Copy out all lines where "https" appears.

━━━ Provided material ━━━

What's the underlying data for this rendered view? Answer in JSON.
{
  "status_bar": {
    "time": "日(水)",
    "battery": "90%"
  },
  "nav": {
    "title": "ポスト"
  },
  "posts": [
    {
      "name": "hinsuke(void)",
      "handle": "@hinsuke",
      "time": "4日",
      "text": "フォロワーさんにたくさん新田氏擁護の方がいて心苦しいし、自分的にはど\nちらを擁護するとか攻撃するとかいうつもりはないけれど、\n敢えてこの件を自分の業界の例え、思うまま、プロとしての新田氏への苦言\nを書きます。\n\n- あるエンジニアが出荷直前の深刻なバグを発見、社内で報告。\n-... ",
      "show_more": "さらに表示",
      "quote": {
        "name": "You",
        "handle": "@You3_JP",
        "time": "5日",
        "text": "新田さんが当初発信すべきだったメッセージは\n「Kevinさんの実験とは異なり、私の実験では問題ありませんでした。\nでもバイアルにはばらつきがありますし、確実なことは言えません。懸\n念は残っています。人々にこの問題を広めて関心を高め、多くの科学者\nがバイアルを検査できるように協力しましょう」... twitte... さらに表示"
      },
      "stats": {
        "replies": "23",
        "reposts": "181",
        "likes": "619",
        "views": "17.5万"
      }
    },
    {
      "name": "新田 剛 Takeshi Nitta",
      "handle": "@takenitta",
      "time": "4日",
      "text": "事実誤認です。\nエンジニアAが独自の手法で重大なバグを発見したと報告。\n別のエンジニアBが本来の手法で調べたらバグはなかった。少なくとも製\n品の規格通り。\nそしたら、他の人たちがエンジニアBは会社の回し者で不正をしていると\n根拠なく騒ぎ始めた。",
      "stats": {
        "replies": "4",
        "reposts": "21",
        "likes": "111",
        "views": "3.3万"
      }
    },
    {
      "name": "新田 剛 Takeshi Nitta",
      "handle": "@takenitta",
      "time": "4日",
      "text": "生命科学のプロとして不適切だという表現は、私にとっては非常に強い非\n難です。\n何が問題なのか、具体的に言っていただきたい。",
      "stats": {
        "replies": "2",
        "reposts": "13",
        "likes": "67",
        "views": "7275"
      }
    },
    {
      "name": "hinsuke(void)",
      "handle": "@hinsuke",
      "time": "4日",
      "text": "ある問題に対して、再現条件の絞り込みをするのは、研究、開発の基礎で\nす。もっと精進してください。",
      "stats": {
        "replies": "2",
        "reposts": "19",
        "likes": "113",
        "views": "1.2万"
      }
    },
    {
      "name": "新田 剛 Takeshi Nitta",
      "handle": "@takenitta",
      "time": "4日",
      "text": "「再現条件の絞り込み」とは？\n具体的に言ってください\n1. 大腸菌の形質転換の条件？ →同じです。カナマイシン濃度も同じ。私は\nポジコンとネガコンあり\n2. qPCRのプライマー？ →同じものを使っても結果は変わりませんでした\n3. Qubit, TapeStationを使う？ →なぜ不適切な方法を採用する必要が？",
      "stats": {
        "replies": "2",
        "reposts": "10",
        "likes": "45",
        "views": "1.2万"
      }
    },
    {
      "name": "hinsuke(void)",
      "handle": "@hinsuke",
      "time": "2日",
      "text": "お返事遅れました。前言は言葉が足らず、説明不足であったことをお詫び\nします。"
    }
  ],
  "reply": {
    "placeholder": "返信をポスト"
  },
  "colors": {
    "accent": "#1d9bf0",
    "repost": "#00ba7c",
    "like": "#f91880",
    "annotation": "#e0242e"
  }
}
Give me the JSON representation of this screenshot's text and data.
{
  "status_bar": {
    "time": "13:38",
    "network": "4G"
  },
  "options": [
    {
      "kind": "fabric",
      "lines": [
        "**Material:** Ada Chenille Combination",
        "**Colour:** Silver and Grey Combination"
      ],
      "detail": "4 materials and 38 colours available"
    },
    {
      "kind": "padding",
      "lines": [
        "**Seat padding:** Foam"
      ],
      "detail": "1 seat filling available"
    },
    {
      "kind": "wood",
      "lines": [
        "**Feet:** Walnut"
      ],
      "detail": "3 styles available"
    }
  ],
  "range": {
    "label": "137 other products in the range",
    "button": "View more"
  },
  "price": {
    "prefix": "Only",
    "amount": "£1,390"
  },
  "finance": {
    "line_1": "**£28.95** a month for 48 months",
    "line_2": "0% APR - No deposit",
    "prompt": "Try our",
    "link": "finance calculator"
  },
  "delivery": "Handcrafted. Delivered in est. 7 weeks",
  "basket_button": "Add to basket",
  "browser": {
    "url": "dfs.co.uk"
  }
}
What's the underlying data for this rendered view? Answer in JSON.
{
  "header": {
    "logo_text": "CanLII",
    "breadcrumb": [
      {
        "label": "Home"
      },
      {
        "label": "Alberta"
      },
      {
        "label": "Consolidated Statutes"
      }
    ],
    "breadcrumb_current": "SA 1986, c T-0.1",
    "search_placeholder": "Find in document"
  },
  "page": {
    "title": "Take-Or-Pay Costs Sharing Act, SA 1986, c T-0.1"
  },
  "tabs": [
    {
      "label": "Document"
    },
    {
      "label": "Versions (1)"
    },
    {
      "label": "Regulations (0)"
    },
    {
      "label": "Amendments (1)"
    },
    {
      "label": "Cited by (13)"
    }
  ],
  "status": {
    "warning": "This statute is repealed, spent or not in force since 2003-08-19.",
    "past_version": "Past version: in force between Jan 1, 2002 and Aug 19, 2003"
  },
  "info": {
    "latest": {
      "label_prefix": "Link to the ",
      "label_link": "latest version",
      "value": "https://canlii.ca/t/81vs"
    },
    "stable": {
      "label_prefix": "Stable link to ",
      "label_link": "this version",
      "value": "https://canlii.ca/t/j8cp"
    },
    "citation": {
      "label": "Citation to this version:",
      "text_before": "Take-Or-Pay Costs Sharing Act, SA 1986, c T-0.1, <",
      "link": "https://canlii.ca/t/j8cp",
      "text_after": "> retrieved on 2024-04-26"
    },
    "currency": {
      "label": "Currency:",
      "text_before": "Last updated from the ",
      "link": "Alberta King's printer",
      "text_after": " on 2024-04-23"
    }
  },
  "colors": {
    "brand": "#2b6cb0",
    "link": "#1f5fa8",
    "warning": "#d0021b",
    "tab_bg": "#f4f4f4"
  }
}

━━━

• _Response below_:
      "value": "https://canlii.ca/t/81vs"
      "value": "https://canlii.ca/t/j8cp"
      "link": "https://canlii.ca/t/j8cp",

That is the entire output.